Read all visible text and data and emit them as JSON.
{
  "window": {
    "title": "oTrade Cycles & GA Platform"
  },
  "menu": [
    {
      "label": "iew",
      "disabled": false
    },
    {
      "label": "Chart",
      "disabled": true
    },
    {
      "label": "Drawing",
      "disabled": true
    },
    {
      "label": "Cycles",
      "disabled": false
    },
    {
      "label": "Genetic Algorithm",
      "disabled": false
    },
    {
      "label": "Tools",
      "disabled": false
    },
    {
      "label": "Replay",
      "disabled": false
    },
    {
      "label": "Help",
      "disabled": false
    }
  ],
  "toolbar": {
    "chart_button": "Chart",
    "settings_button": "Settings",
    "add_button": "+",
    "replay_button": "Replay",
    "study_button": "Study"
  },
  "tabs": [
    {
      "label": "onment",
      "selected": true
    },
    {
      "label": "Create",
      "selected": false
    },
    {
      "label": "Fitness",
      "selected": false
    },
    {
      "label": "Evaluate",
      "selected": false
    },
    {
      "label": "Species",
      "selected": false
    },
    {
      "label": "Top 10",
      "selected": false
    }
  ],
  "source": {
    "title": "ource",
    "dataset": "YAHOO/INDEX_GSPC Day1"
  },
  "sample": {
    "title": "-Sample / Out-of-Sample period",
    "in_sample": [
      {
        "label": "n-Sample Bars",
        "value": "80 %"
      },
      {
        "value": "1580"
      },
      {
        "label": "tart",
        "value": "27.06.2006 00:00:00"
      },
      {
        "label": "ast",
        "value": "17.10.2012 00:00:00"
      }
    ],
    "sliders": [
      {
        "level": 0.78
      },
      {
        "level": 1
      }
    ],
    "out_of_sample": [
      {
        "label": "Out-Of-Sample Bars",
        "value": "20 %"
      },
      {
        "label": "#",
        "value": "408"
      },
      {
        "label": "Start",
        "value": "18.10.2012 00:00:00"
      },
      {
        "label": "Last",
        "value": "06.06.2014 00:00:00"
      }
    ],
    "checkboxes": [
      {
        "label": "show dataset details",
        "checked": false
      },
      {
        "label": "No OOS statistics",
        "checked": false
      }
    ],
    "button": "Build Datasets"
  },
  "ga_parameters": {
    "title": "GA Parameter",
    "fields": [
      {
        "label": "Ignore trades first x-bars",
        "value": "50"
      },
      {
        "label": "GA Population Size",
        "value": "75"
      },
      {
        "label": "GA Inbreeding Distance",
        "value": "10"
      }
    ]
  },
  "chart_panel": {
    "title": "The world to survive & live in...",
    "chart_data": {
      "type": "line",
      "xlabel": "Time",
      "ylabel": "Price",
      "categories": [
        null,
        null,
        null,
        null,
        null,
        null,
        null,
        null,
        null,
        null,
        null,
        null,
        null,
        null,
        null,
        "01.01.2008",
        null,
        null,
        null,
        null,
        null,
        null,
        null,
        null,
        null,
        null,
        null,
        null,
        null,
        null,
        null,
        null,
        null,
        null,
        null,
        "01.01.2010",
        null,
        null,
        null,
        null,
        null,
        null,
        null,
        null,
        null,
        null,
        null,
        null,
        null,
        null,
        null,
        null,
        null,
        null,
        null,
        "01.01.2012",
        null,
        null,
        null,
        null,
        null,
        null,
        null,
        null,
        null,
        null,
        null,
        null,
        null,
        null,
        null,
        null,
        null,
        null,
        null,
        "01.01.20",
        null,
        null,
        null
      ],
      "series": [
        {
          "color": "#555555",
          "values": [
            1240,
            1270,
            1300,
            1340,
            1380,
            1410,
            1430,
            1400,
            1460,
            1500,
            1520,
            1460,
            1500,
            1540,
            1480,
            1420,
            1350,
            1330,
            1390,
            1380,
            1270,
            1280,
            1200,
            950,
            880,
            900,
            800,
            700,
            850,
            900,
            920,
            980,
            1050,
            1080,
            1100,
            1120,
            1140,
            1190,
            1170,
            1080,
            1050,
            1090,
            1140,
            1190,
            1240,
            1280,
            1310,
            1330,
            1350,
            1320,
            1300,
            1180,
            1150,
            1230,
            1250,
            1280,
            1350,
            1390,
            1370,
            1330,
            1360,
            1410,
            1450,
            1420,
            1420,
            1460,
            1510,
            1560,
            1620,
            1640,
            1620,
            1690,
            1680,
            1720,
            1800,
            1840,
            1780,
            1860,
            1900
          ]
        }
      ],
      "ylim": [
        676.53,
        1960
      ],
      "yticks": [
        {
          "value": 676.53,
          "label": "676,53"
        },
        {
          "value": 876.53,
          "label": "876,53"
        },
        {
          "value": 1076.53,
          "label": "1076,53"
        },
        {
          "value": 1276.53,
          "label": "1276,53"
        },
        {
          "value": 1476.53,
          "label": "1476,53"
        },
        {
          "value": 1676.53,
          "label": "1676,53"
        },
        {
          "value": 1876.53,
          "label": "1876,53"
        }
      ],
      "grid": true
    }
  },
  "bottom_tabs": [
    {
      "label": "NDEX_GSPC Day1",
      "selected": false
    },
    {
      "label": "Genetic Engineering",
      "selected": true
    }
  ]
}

◆ ◆ ◆ ◆ ◆

:: Work required ::
Produce an exact copy of the whole listing.

:: Response to this exercise ::
Read all visible text and data and emit them as JSON.
{
  "window": {
    "title": "oTrade Cycles & GA Platform"
  },
  "menu": [
    {
      "label": "iew",
      "disabled": false
    },
    {
      "label": "Chart",
      "disabled": true
    },
    {
      "label": "Drawing",
      "disabled": true
    },
    {
      "label": "Cycles",
      "disabled": false
    },
    {
      "label": "Genetic Algorithm",
      "disabled": false
    },
    {
      "label": "Tools",
      "disabled": false
    },
    {
      "label": "Replay",
      "disabled": false
    },
    {
      "label": "Help",
      "disabled": false
    }
  ],
  "toolbar": {
    "chart_button": "Chart",
    "settings_button": "Settings",
    "add_button": "+",
    "replay_button": "Replay",
    "study_button": "Study"
  },
  "tabs": [
    {
      "label": "onment",
      "selected": true
    },
    {
      "label": "Create",
      "selected": false
    },
    {
      "label": "Fitness",
      "selected": false
    },
    {
      "label": "Evaluate",
      "selected": false
    },
    {
      "label": "Species",
      "selected": false
    },
    {
      "label": "Top 10",
      "selected": false
    }
  ],
  "source": {
    "title": "ource",
    "dataset": "YAHOO/INDEX_GSPC Day1"
  },
  "sample": {
    "title": "-Sample / Out-of-Sample period",
    "in_sample": [
      {
        "label": "n-Sample Bars",
        "value": "80 %"
      },
      {
        "value": "1580"
      },
      {
        "label": "tart",
        "value": "27.06.2006 00:00:00"
      },
      {
        "label": "ast",
        "value": "17.10.2012 00:00:00"
      }
    ],
    "sliders": [
      {
        "level": 0.78
      },
      {
        "level": 1
      }
    ],
    "out_of_sample": [
      {
        "label": "Out-Of-Sample Bars",
        "value": "20 %"
      },
      {
        "label": "#",
        "value": "408"
      },
      {
        "label": "Start",
        "value": "18.10.2012 00:00:00"
      },
      {
        "label": "Last",
        "value": "06.06.2014 00:00:00"
      }
    ],
    "checkboxes": [
      {
        "label": "show dataset details",
        "checked": false
      },
      {
        "label": "No OOS statistics",
        "checked": false
      }
    ],
    "button": "Build Datasets"
  },
  "ga_parameters": {
    "title": "GA Parameter",
    "fields": [
      {
        "label": "Ignore trades first x-bars",
        "value": "50"
      },
      {
        "label": "GA Population Size",
        "value": "75"
      },
      {
        "label": "GA Inbreeding Distance",
        "value": "10"
      }
    ]
  },
  "chart_panel": {
    "title": "The world to survive & live in...",
    "chart_data": {
      "type": "line",
      "xlabel": "Time",
      "ylabel": "Price",
      "categories": [
        null,
        null,
        null,
        null,
        null,
        null,
        null,
        null,
        null,
        null,
        null,
        null,
        null,
        null,
        null,
        "01.01.2008",
        null,
        null,
        null,
        null,
        null,
        null,
        null,
        null,
        null,
        null,
        null,
        null,
        null,
        null,
        null,
        null,
        null,
        null,
        null,
        "01.01.2010",
        null,
        null,
        null,
        null,
        null,
        null,
        null,
        null,
        null,
        null,
        null,
        null,
        null,
        null,
        null,
        null,
        null,
        null,
        null,
        "01.01.2012",
        null,
        null,
        null,
        null,
        null,
        null,
        null,
        null,
        null,
        null,
        null,
        null,
        null,
        null,
        null,
        null,
        null,
        null,
        null,
        "01.01.20",
        null,
        null,
        null
      ],
      "series": [
        {
          "color": "#555555",
          "values": [
            1240,
            1270,
            1300,
            1340,
            1380,
            1410,
            1430,
            1400,
            1460,
            1500,
            1520,
            1460,
            1500,
            1540,
            1480,
            1420,
            1350,
            1330,
            1390,
            1380,
            1270,
            1280,
            1200,
            950,
            880,
            900,
            800,
            700,
            850,
            900,
            920,
            980,
            1050,
            1080,
            1100,
            1120,
            1140,
            1190,
            1170,
            1080,
            1050,
            1090,
            1140,
            1190,
            1240,
            1280,
            1310,
            1330,
            1350,
            1320,
            1300,
            1180,
            1150,
            1230,
            1250,
            1280,
            1350,
            1390,
            1370,
            1330,
            1360,
            1410,
            1450,
            1420,
            1420,
            1460,
            1510,
            1560,
            1620,
            1640,
            1620,
            1690,
            1680,
            1720,
            1800,
            1840,
            1780,
            1860,
            1900
          ]
        }
      ],
      "ylim": [
        676.53,
        1960
      ],
      "yticks": [
        {
          "value": 676.53,
          "label": "676,53"
        },
        {
          "value": 876.53,
          "label": "876,53"
        },
        {
          "value": 1076.53,
          "label": "1076,53"
        },
        {
          "value": 1276.53,
          "label": "1276,53"
        },
        {
          "value": 1476.53,
          "label": "1476,53"
        },
        {
          "value": 1676.53,
          "label": "1676,53"
        },
        {
          "value": 1876.53,
          "label": "1876,53"
        }
      ],
      "grid": true
    }
  },
  "bottom_tabs": [
    {
      "label": "NDEX_GSPC Day1",
      "selected": false
    },
    {
      "label": "Genetic Engineering",
      "selected": true
    }
  ]
}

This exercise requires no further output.